▸ **Stored data**
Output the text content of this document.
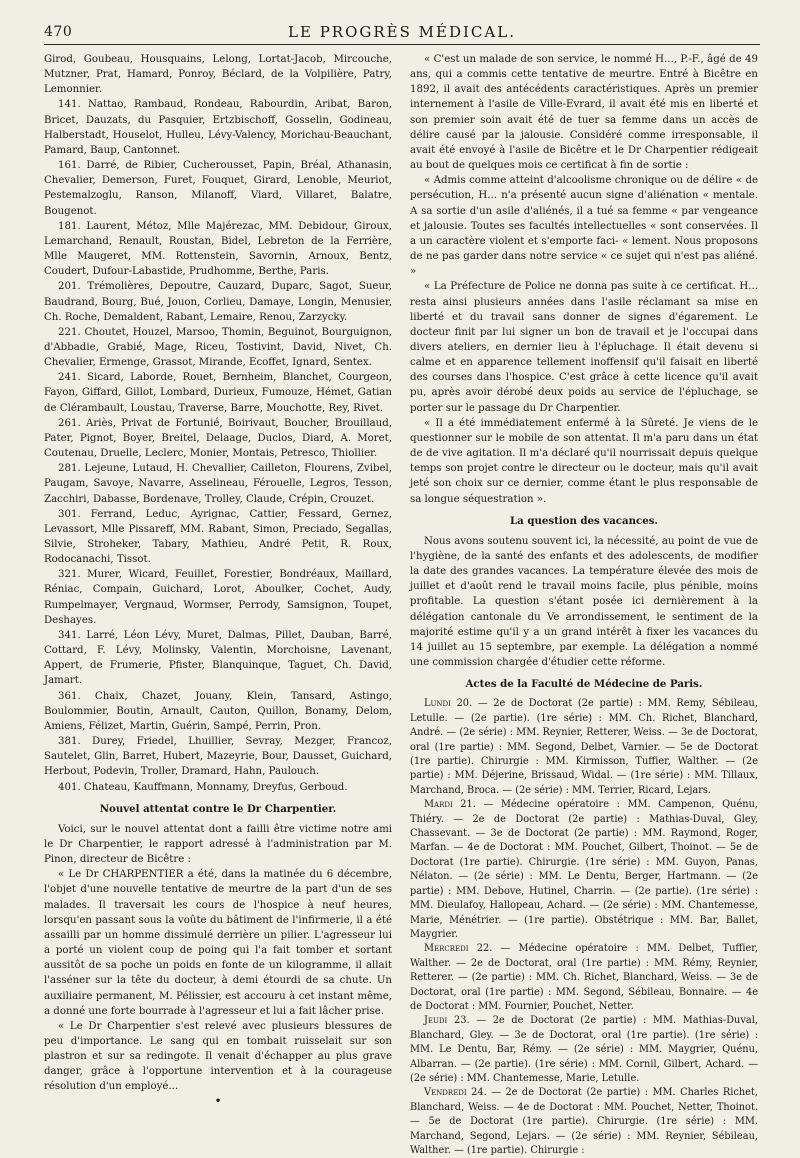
470	LE PROGRÈS MÉDICAL.

Girod, Goubeau, Housquains, Lelong, Lortat-Jacob, Mircouche, Mutzner, Prat, Hamard, Ponroy, Béclard, de la Volpilière, Patry, Lemonnier.

141. Nattao, Rambaud, Rondeau, Rabourdin, Aribat, Baron, Bricet, Dauzats, du Pasquier, Ertzbischoff, Gosselin, Godineau, Halberstadt, Houselot, Hulleu, Lévy-Valency, Morichau-Beauchant, Pamard, Baup, Cantonnet.

161. Darré, de Ribier, Cucherousset, Papin, Bréal, Athanasin, Chevalier, Demerson, Furet, Fouquet, Girard, Lenoble, Meuriot, Pestemalzoglu, Ranson, Milanoff, Viard, Villaret, Balatre, Bougenot.

181. Laurent, Métoz, Mlle Majérezac, MM. Debidour, Giroux, Lemarchand, Renault, Roustan, Bidel, Lebreton de la Ferrière, Mlle Maugeret, MM. Rottenstein, Savornin, Arnoux, Bentz, Coudert, Dufour-Labastide, Prudhomme, Berthe, Paris.

201. Trémolières, Depoutre, Cauzard, Duparc, Sagot, Sueur, Baudrand, Bourg, Bué, Jouon, Corlieu, Damaye, Longin, Menusier, Ch. Roche, Demaldent, Rabant, Lemaire, Renou, Zarzycky.

221. Choutet, Houzel, Marsoo, Thomin, Beguinot, Bourguignon, d'Abbadie, Grabié, Mage, Riceu, Tostivint, David, Nivet, Ch. Chevalier, Ermenge, Grassot, Mirande, Ecoffet, Ignard, Sentex.

241. Sicard, Laborde, Rouet, Bernheim, Blanchet, Courgeon, Fayon, Giffard, Gillot, Lombard, Durieux, Fumouze, Hémet, Gatian de Clérambault, Loustau, Traverse, Barre, Mouchotte, Rey, Rivet.

261. Ariès, Privat de Fortunié, Boirivaut, Boucher, Brouillaud, Pater, Pignot, Boyer, Breitel, Delaage, Duclos, Diard, A. Moret, Coutenau, Druelle, Leclerc, Monier, Montais, Petresco, Thiollier.

281. Lejeune, Lutaud, H. Chevallier, Cailleton, Flourens, Zvibel, Paugam, Savoye, Navarre, Asselineau, Férouelle, Legros, Tesson, Zacchiri, Dabasse, Bordenave, Trolley, Claude, Crépin, Crouzet.

301. Ferrand, Leduc, Ayrignac, Cattier, Fessard, Gernez, Levassort, Mlle Pissareff, MM. Rabant, Simon, Preciado, Segallas, Silvie, Stroheker, Tabary, Mathieu, André Petit, R. Roux, Rodocanachi, Tissot.

321. Murer, Wicard, Feuillet, Forestier, Bondréaux, Maillard, Réniac, Compain, Guichard, Lorot, Aboulker, Cochet, Audy, Rumpelmayer, Vergnaud, Wormser, Perrody, Samsignon, Toupet, Deshayes.

341. Larré, Léon Lévy, Muret, Dalmas, Pillet, Dauban, Barré, Cottard, F. Lévy, Molinsky, Valentin, Morchoisne, Lavenant, Appert, de Frumerie, Pfister, Blanquinque, Taguet, Ch. David, Jamart.

361. Chaix, Chazet, Jouany, Klein, Tansard, Astingo, Boulommier, Boutin, Arnault, Cauton, Quillon, Bonamy, Delom, Amiens, Félizet, Martin, Guérin, Sampé, Perrin, Pron.

381. Durey, Friedel, Lhuillier, Sevray, Mezger, Francoz, Sautelet, Glin, Barret, Hubert, Mazeyrie, Bour, Dausset, Guichard, Herbout, Podevin, Troller, Dramard, Hahn, Paulouch.

401. Chateau, Kauffmann, Monnamy, Dreyfus, Gerboud.

Nouvel attentat contre le Dr Charpentier.

Voici, sur le nouvel attentat dont a failli être victime notre ami le Dr Charpentier, le rapport adressé à l'administration par M. Pinon, directeur de Bicêtre :

« Le Dr CHARPENTIER a été, dans la matinée du 6 décembre, l'objet d'une nouvelle tentative de meurtre de la part d'un de ses malades. Il traversait les cours de l'hospice à neuf heures, lorsqu'en passant sous la voûte du bâtiment de l'infirmerie, il a été assailli par un homme dissimulé derrière un pilier. L'agresseur lui a porté un violent coup de poing qui l'a fait tomber et sortant aussitôt de sa poche un poids en fonte de un kilogramme, il allait l'asséner sur la tête du docteur, à demi étourdi de sa chute. Un auxiliaire permanent, M. Pélissier, est accouru à cet instant même, a donné une forte bourrade à l'agresseur et lui a fait lâcher prise.

« Le Dr Charpentier s'est relevé avec plusieurs blessures de peu d'importance. Le sang qui en tombait ruisselait sur son plastron et sur sa redingote. Il venait d'échapper au plus grave danger, grâce à l'opportune intervention et à la courageuse résolution d'un employé...

•

« C'est un malade de son service, le nommé H..., P.-F., âgé de 49 ans, qui a commis cette tentative de meurtre. Entré à Bicêtre en 1892, il avait des antécédents caractéristiques. Après un premier internement à l'asile de Ville-Evrard, il avait été mis en liberté et son premier soin avait été de tuer sa femme dans un accès de délire causé par la jalousie. Considéré comme irresponsable, il avait été envoyé à l'asile de Bicêtre et le Dr Charpentier rédigeait au bout de quelques mois ce certificat à fin de sortie :

« Admis comme atteint d'alcoolisme chronique ou de délire « de persécution, H... n'a présenté aucun signe d'aliénation « mentale. A sa sortie d'un asile d'aliénés, il a tué sa femme « par vengeance et jalousie. Toutes ses facultés intellectuelles « sont conservées. Il a un caractère violent et s'emporte faci- « lement. Nous proposons de ne pas garder dans notre service « ce sujet qui n'est pas aliéné. »

« La Préfecture de Police ne donna pas suite à ce certificat. H... resta ainsi plusieurs années dans l'asile réclamant sa mise en liberté et du travail sans donner de signes d'égarement. Le docteur finit par lui signer un bon de travail et je l'occupai dans divers ateliers, en dernier lieu à l'épluchage. Il était devenu si calme et en apparence tellement inoffensif qu'il faisait en liberté des courses dans l'hospice. C'est grâce à cette licence qu'il avait pu, après avoir dérobé deux poids au service de l'épluchage, se porter sur le passage du Dr Charpentier.

« Il a été immédiatement enfermé à la Sûreté. Je viens de le questionner sur le mobile de son attentat. Il m'a paru dans un état de de vive agitation. Il m'a déclaré qu'il nourrissait depuis quelque temps son projet contre le directeur ou le docteur, mais qu'il avait jeté son choix sur ce dernier, comme étant le plus responsable de sa longue séquestration ».

La question des vacances.

Nous avons soutenu souvent ici, la nécessité, au point de vue de l'hygiène, de la santé des enfants et des adolescents, de modifier la date des grandes vacances. La température élevée des mois de juillet et d'août rend le travail moins facile, plus pénible, moins profitable. La question s'étant posée ici dernièrement à la délégation cantonale du Ve arrondissement, le sentiment de la majorité estime qu'il y a un grand intérêt à fixer les vacances du 14 juillet au 15 septembre, par exemple. La délégation a nommé une commission chargée d'étudier cette réforme.

Actes de la Faculté de Médecine de Paris.

Lundi 20. — 2e de Doctorat (2e partie) : MM. Remy, Sébileau, Letulle. — (2e partie). (1re série) : MM. Ch. Richet, Blanchard, André. — (2e série) : MM. Reynier, Retterer, Weiss. — 3e de Doctorat, oral (1re partie) : MM. Segond, Delbet, Varnier. — 5e de Doctorat (1re partie). Chirurgie : MM. Kirmisson, Tuffier, Walther. — (2e partie) : MM. Déjerine, Brissaud, Widal. — (1re série) : MM. Tillaux, Marchand, Broca. — (2e série) : MM. Terrier, Ricard, Lejars.

Mardi 21. — Médecine opératoire : MM. Campenon, Quénu, Thiéry. — 2e de Doctorat (2e partie) : Mathias-Duval, Gley, Chassevant. — 3e de Doctorat (2e partie) : MM. Raymond, Roger, Marfan. — 4e de Doctorat : MM. Pouchet, Gilbert, Thoinot. — 5e de Doctorat (1re partie). Chirurgie. (1re série) : MM. Guyon, Panas, Nélaton. — (2e série) : MM. Le Dentu, Berger, Hartmann. — (2e partie) : MM. Debove, Hutinel, Charrin. — (2e partie). (1re série) : MM. Dieulafoy, Hallopeau, Achard. — (2e série) : MM. Chantemesse, Marie, Ménétrier. — (1re partie). Obstétrique : MM. Bar, Ballet, Maygrier.

Mercredi 22. — Médecine opératoire : MM. Delbet, Tuffier, Walther. — 2e de Doctorat, oral (1re partie) : MM. Rémy, Reynier, Retterer. — (2e partie) : MM. Ch. Richet, Blanchard, Weiss. — 3e de Doctorat, oral (1re partie) : MM. Segond, Sébileau, Bonnaire. — 4e de Doctorat : MM. Fournier, Pouchet, Netter.

Jeudi 23. — 2e de Doctorat (2e partie) : MM. Mathias-Duval, Blanchard, Gley. — 3e de Doctorat, oral (1re partie). (1re série) : MM. Le Dentu, Bar, Rémy. — (2e série) : MM. Maygrier, Quénu, Albarran. — (2e partie). (1re série) : MM. Cornil, Gilbert, Achard. — (2e série) : MM. Chantemesse, Marie, Letulle.

Vendredi 24. — 2e de Doctorat (2e partie) : MM. Charles Richet, Blanchard, Weiss. — 4e de Doctorat : MM. Pouchet, Netter, Thoinot. — 5e de Doctorat (1re partie). Chirurgie. (1re série) : MM. Marchand, Segond, Lejars. — (2e série) : MM. Reynier, Sébileau, Walther. — (1re partie). Chirurgie :
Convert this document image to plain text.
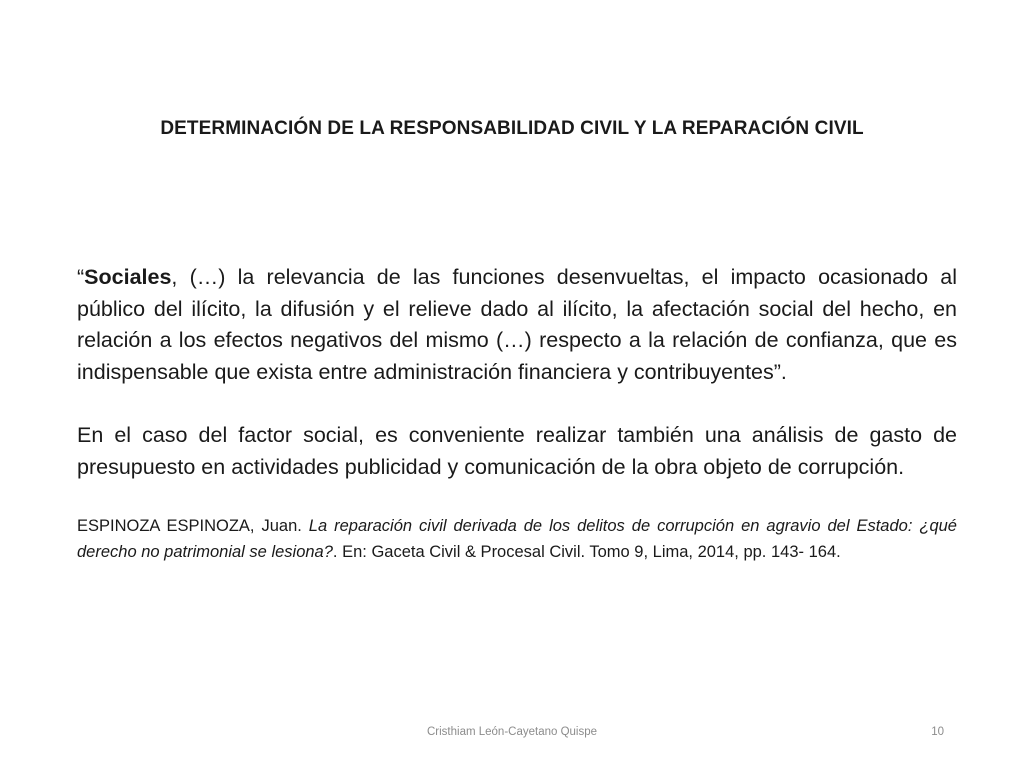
DETERMINACIÓN DE LA RESPONSABILIDAD CIVIL Y LA REPARACIÓN CIVIL

“Sociales, (…) la relevancia de las funciones desenvueltas, el impacto ocasionado al público del ilícito, la difusión y el relieve dado al ilícito, la afectación social del hecho, en relación a los efectos negativos del mismo (…) respecto a la relación de confianza, que es indispensable que exista entre administración financiera y contribuyentes”.

En el caso del factor social, es conveniente realizar también una análisis de gasto de presupuesto en actividades publicidad y comunicación de la obra objeto de corrupción.

ESPINOZA ESPINOZA, Juan. La reparación civil derivada de los delitos de corrupción en agravio del Estado: ¿qué derecho no patrimonial se lesiona?. En: Gaceta Civil & Procesal Civil. Tomo 9, Lima, 2014, pp. 143- 164.

Cristhiam León-Cayetano Quispe	10
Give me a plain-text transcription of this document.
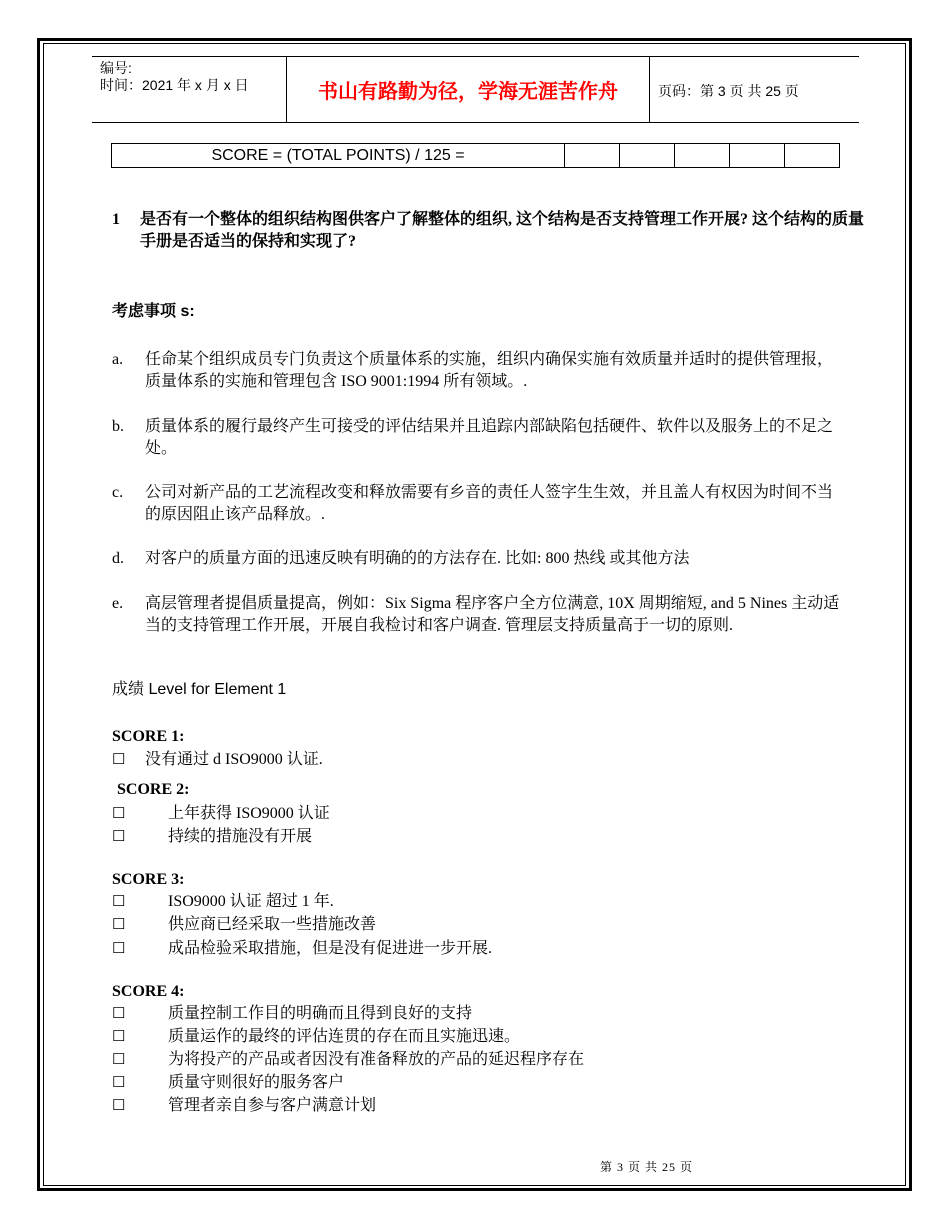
编号:
时间：2021 年 x 月 x 日	书山有路勤为径，学海无涯苦作舟	页码：第 3 页 共 25 页
SCORE = (TOTAL POINTS) / 125 =					
1 是否有一个整体的组织结构图供客户了解整体的组织, 这个结构是否支持管理工作开展? 这个结构的质量手册是否适当的保持和实现了?
考虑事项 s:
a. 任命某个组织成员专门负责这个质量体系的实施，组织内确保实施有效质量并适时的提供管理报，质量体系的实施和管理包含 ISO 9001:1994 所有领域。.
b. 质量体系的履行最终产生可接受的评估结果并且追踪内部缺陷包括硬件、软件以及服务上的不足之处。
c. 公司对新产品的工艺流程改变和释放需要有乡音的责任人签字生生效，并且盖人有权因为时间不当的原因阻止该产品释放。.
d. 对客户的质量方面的迅速反映有明确的的方法存在. 比如: 800 热线 或其他方法
e. 高层管理者提倡质量提高，例如：Six Sigma 程序客户全方位满意, 10X 周期缩短, and 5 Nines 主动适当的支持管理工作开展，开展自我检讨和客户调查. 管理层支持质量高于一切的原则.
成绩 Level for Element 1
SCORE 1:
☐ 没有通过 d ISO9000 认证.
SCORE 2:
☐	上年获得 ISO9000 认证
☐	持续的措施没有开展
SCORE 3:
☐	ISO9000 认证 超过 1 年.
☐	供应商已经采取一些措施改善
☐	成品检验采取措施，但是没有促进进一步开展.
SCORE 4:
☐	质量控制工作目的明确而且得到良好的支持
☐	质量运作的最终的评估连贯的存在而且实施迅速。
☐	为将投产的产品或者因没有准备释放的产品的延迟程序存在
☐	质量守则很好的服务客户
☐	管理者亲自参与客户满意计划
第 3 页 共 25 页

▸ **What the exercise asks**
Pull out all lines from the entries above in which the word "Reynier" appears.

▸ **Written response**
Lundi 20. — 2e de Doctorat (2e partie) : MM. Remy, Sébileau, Letulle. — (2e partie). (1re série) : MM. Ch. Richet, Blanchard, André. — (2e série) : MM. Reynier, Retterer, Weiss. — 3e de Doctorat, oral (1re partie) : MM. Segond, Delbet, Varnier. — 5e de Doctorat (1re partie). Chirurgie : MM. Kirmisson, Tuffier, Walther. — (2e partie) : MM. Déjerine, Brissaud, Widal. — (1re série) : MM. Tillaux, Marchand, Broca. — (2e série) : MM. Terrier, Ricard, Lejars.
Mercredi 22. — Médecine opératoire : MM. Delbet, Tuffier, Walther. — 2e de Doctorat, oral (1re partie) : MM. Rémy, Reynier, Retterer. — (2e partie) : MM. Ch. Richet, Blanchard, Weiss. — 3e de Doctorat, oral (1re partie) : MM. Segond, Sébileau, Bonnaire. — 4e de Doctorat : MM. Fournier, Pouchet, Netter.
Vendredi 24. — 2e de Doctorat (2e partie) : MM. Charles Richet, Blanchard, Weiss. — 4e de Doctorat : MM. Pouchet, Netter, Thoinot. — 5e de Doctorat (1re partie). Chirurgie. (1re série) : MM. Marchand, Segond, Lejars. — (2e série) : MM. Reynier, Sébileau, Walther. — (1re partie). Chirurgie :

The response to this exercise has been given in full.